• [Exercise goal]
Single out each line with the word "sources" and copy it.

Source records
——————

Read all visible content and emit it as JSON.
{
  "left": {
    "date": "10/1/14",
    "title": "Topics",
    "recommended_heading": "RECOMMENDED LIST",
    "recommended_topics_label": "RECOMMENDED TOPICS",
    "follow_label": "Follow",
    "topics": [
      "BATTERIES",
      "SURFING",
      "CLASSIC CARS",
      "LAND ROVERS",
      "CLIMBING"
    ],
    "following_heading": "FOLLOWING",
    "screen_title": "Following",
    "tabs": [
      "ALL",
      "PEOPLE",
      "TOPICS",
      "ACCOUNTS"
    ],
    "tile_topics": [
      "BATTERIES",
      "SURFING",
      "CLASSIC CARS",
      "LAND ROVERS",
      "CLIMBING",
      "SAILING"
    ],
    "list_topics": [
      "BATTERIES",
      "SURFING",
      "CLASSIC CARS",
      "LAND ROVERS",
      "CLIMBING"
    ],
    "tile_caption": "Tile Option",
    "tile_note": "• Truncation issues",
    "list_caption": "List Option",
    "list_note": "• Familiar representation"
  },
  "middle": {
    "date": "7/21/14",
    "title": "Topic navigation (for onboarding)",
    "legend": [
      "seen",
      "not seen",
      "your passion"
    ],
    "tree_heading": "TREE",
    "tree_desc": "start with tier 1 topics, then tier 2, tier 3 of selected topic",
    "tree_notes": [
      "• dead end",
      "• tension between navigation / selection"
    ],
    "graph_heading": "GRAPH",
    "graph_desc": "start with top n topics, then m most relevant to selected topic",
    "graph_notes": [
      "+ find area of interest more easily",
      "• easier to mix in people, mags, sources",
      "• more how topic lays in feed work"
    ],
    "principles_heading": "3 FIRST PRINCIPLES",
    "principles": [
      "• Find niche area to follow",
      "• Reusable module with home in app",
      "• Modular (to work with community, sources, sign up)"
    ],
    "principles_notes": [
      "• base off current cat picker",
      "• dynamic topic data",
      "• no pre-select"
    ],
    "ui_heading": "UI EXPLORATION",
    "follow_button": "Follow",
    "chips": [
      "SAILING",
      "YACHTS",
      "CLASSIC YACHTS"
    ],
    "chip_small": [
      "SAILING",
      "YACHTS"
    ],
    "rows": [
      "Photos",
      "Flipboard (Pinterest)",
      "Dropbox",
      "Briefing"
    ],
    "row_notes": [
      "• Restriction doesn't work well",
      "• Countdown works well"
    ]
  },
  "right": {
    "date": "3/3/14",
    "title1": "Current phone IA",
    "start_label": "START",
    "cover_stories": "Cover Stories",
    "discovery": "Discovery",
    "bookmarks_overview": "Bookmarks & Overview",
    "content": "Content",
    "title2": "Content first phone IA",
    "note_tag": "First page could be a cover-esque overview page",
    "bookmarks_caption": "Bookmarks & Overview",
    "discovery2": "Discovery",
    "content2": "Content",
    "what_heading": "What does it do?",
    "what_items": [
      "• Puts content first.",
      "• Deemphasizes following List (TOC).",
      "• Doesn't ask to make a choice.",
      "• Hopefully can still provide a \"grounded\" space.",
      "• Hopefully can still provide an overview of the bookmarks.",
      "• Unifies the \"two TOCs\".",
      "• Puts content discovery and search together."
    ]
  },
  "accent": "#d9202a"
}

——————

• [Solution for this exercise]
      "• easier to mix in people, mags, sources",
      "• Modular (to work with community, sources, sign up)"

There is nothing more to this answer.